**Entries taken from a collection**.
━━━━━━

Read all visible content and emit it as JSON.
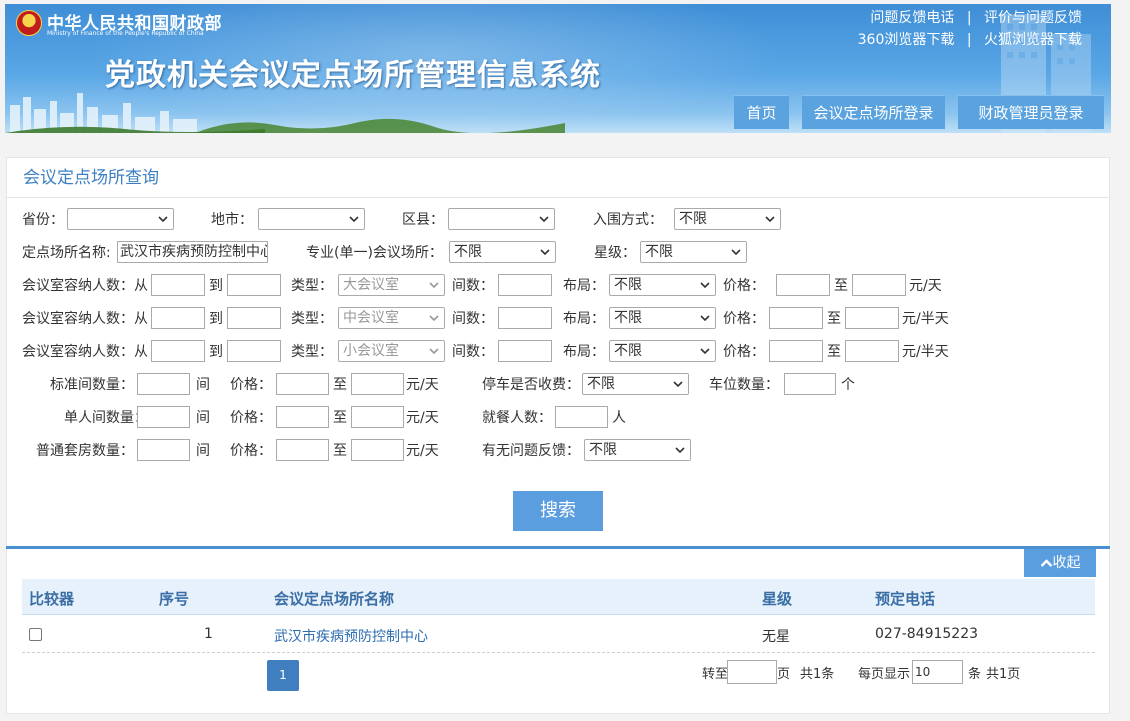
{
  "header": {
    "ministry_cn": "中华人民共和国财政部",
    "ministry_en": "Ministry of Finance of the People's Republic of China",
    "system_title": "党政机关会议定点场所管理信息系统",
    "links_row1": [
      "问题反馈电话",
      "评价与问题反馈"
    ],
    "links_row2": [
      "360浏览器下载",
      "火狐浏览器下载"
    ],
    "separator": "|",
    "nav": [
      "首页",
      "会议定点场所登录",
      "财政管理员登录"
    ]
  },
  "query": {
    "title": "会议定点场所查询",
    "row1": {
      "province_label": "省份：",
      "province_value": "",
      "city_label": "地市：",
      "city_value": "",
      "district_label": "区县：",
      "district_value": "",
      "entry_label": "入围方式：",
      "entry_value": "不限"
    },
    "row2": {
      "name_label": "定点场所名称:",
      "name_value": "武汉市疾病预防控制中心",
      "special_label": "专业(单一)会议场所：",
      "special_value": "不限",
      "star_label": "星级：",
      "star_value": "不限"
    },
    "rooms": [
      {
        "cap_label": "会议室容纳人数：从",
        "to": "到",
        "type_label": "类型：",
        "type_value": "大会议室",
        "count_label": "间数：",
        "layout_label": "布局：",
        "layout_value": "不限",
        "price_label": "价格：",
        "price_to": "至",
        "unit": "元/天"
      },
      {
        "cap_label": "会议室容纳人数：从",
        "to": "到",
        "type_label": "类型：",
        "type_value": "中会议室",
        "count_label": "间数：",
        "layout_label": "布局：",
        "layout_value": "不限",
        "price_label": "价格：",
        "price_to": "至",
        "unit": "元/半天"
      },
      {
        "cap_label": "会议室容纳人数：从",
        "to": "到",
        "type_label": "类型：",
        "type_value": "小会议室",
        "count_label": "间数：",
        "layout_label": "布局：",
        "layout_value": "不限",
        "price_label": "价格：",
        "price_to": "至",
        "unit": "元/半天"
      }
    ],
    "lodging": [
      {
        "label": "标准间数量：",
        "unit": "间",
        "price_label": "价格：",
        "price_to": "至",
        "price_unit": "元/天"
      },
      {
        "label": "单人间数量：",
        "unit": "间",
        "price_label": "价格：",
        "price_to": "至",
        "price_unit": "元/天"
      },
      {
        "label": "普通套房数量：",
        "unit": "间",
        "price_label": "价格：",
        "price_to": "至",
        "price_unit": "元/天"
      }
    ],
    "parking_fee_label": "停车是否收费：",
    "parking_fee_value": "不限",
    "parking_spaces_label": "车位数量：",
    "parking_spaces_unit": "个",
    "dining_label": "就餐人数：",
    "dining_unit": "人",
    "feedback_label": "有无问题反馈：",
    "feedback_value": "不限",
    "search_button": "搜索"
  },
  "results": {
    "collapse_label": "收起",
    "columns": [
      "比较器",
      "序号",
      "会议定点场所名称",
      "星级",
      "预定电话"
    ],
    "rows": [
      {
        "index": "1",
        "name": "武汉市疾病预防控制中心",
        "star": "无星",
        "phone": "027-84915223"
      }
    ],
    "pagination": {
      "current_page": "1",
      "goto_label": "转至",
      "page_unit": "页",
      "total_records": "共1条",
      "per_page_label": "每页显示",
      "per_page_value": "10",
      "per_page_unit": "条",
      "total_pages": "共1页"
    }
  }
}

━━━━━━

**Work to complete**.
Copy out each line that contains the word "武汉市疾病预防控制中心".

**Finished answer**.
      "name_value": "武汉市疾病预防控制中心",
        "name": "武汉市疾病预防控制中心",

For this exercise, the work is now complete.